** TAREA **
Reproduce con exactitud el fragmento del texto dado que comienza con "Resulta muy extraño" y continúa hasta "a la ventana.".

** TEXTO DADO **
* * *

Resulta muy extraño buscar el sueño y encontrarse con imágenes de lo que uno estudia y lee por el día, pero a la luz de una nueva realidad, como si de golpe los símbolos y las metáforas se vivificasen, como si de repente fuese posible caminar por las calles de Viena y acudir a la consulta del doctor Sigmund Freud y codearse con sus locos.
Y es que queda mucha noche, y, a la espera de que madrugue Olinos la mañana de San Juan (no es víspera), la lluvia canta:


Quiere la lluvia encenderse,
y los romances declama,
recitando en el cristal
y llamando a la ventana.
Quiere la lluvia ser bella,
y los romances recita,
que en el cristal da sus golpes
mientras entona sus rimas.


Y, porque el ánimo es de poeta, y cuando lo que a uno le gusta es escribir lo que debe hacer es aprovechar los momentos de inspiración, sin saber si estoy despierto o estoy soñando, ya voy anotando esto que lees en unas cuartillas blancas que tenía en el cajón del escritorio de mi habitación, pues no conviene encender el ordenador a estas horas.

* * *

** DATOS PARA ANALIZAR **

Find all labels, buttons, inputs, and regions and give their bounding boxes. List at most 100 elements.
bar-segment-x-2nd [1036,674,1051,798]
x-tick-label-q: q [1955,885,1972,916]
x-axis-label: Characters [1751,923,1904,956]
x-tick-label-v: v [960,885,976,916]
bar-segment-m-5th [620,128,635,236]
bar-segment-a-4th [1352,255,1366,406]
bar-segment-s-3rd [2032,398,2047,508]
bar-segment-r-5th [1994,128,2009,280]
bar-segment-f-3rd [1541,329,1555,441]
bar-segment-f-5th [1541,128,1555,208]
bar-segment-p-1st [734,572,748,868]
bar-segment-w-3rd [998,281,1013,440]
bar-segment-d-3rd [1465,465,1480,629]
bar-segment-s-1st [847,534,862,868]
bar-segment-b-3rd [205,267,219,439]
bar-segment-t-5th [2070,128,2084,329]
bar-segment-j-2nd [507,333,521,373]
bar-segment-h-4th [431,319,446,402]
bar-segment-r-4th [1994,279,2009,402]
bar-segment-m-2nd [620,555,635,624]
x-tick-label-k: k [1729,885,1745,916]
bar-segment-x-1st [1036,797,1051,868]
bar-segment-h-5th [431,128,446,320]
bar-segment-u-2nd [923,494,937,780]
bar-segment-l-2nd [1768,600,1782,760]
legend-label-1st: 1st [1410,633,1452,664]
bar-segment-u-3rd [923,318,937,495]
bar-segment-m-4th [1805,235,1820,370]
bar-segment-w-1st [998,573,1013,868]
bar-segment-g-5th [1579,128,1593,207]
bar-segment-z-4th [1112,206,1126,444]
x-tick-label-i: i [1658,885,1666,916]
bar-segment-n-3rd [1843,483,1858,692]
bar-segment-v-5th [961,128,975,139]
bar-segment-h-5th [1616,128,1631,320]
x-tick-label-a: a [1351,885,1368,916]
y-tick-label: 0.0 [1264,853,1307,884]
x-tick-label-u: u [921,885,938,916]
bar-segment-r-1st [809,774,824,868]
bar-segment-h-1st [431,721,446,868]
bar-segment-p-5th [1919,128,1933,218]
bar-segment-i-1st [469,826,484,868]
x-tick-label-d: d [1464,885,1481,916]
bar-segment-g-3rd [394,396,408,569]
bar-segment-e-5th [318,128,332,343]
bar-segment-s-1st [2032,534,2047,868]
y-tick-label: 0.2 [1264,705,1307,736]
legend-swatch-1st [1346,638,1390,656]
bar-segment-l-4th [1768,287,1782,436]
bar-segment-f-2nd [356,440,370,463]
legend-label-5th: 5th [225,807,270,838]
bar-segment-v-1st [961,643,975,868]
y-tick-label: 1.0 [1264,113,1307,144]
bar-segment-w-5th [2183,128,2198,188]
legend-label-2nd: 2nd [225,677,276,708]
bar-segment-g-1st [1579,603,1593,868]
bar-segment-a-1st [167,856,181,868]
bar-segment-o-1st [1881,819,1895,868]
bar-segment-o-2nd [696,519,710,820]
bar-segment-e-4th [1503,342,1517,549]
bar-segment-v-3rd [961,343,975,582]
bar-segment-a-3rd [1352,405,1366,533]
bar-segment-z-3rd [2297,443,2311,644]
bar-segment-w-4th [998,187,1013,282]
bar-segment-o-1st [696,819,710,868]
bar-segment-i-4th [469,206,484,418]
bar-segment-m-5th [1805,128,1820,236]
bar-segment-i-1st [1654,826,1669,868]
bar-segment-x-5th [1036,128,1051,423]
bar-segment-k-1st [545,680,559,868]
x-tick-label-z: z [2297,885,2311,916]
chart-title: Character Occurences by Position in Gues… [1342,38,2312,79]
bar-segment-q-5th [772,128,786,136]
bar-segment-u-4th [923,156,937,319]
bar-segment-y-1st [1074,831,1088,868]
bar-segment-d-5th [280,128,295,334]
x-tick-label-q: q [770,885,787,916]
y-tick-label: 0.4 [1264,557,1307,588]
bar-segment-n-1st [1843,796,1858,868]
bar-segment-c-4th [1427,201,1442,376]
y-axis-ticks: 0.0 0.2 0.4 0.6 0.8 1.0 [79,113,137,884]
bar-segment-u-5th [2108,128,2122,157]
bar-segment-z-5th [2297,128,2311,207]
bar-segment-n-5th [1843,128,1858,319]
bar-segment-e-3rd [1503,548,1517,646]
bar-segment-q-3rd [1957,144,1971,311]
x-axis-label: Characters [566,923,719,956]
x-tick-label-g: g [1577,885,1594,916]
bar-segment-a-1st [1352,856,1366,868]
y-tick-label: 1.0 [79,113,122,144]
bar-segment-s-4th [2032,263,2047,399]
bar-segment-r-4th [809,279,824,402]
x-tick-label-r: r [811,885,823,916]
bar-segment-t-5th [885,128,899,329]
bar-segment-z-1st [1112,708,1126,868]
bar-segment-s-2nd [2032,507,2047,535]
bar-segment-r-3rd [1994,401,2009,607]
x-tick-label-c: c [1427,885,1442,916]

* * *

** RESPUESTA **
Resulta muy extraño buscar el sueño y encontrarse con imágenes de lo que uno estudia y lee por el día, pero a la luz de una nueva realidad, como si de golpe los símbolos y las metáforas se vivificasen, como si de repente fuese posible caminar por las calles de Viena y acudir a la consulta del doctor Sigmund Freud y codearse con sus locos.
Y es que queda mucha noche, y, a la espera de que madrugue Olinos la mañana de San Juan (no es víspera), la lluvia canta:


Quiere la lluvia encenderse,
y los romances declama,
recitando en el cristal
y llamando a la ventana.